:: Aim ::
Gather every line in the records below that contains the word "ByLayer".

:: Data shown ::
=====

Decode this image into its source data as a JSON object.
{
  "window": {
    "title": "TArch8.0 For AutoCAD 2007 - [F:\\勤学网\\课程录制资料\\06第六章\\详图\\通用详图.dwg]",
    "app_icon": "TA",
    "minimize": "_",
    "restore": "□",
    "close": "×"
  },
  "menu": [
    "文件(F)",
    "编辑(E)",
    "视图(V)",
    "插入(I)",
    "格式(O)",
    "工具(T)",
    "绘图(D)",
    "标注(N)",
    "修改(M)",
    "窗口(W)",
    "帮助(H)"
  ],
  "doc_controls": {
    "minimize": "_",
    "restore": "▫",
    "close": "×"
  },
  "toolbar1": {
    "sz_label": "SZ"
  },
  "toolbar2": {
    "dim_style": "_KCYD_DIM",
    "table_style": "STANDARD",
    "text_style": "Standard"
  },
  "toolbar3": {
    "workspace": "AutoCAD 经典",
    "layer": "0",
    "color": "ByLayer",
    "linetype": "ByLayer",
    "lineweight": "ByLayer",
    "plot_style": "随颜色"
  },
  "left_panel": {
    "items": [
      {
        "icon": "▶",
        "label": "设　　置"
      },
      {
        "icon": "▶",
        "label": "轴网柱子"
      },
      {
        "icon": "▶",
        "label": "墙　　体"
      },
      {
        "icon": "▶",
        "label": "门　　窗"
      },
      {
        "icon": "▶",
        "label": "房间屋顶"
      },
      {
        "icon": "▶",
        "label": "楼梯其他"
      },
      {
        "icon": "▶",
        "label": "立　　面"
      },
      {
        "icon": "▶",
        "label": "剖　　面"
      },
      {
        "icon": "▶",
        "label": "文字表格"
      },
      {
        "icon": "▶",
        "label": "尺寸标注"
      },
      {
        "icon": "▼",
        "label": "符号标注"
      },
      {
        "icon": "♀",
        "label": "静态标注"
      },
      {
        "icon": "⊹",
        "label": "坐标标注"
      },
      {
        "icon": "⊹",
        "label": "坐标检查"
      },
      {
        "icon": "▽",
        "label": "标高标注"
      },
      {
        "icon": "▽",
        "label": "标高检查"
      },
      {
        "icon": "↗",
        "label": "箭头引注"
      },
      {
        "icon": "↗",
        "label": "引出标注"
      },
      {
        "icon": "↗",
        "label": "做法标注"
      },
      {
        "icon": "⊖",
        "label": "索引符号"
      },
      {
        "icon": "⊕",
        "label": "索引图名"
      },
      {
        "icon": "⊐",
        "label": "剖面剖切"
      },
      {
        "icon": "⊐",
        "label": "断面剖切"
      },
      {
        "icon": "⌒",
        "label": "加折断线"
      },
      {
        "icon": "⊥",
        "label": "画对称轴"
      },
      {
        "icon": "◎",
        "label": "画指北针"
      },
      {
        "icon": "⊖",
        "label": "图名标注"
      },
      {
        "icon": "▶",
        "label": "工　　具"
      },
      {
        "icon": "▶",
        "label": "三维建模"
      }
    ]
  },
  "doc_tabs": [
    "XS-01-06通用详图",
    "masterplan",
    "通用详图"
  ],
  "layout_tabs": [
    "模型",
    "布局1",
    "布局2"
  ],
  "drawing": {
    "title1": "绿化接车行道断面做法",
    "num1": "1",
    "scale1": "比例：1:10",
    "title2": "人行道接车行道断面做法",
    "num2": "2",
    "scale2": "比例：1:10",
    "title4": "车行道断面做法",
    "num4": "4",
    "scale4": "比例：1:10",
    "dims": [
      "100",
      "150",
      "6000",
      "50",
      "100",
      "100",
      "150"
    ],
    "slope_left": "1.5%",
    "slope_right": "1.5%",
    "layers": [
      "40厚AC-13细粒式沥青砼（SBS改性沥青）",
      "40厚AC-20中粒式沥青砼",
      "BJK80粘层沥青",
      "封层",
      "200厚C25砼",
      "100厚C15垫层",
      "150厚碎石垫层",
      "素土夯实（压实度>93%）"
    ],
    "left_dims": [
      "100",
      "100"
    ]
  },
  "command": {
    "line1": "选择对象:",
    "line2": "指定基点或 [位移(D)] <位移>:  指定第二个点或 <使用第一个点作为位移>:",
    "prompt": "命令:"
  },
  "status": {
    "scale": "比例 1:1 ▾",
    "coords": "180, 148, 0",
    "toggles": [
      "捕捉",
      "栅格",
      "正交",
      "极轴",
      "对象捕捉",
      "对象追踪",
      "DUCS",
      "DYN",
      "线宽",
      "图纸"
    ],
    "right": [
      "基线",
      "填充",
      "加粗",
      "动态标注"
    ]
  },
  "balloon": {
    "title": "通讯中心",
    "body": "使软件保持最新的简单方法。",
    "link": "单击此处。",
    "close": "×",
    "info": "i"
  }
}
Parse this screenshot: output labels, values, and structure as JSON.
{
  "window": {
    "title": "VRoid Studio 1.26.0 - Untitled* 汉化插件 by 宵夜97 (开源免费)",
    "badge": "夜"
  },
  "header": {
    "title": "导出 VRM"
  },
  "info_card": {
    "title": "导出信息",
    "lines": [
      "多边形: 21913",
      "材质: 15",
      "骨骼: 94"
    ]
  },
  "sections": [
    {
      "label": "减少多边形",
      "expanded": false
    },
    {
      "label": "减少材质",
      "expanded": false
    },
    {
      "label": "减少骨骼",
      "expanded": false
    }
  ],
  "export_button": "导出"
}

=====

:: Exercise output ::
    "color": "ByLayer",
    "linetype": "ByLayer",
    "lineweight": "ByLayer",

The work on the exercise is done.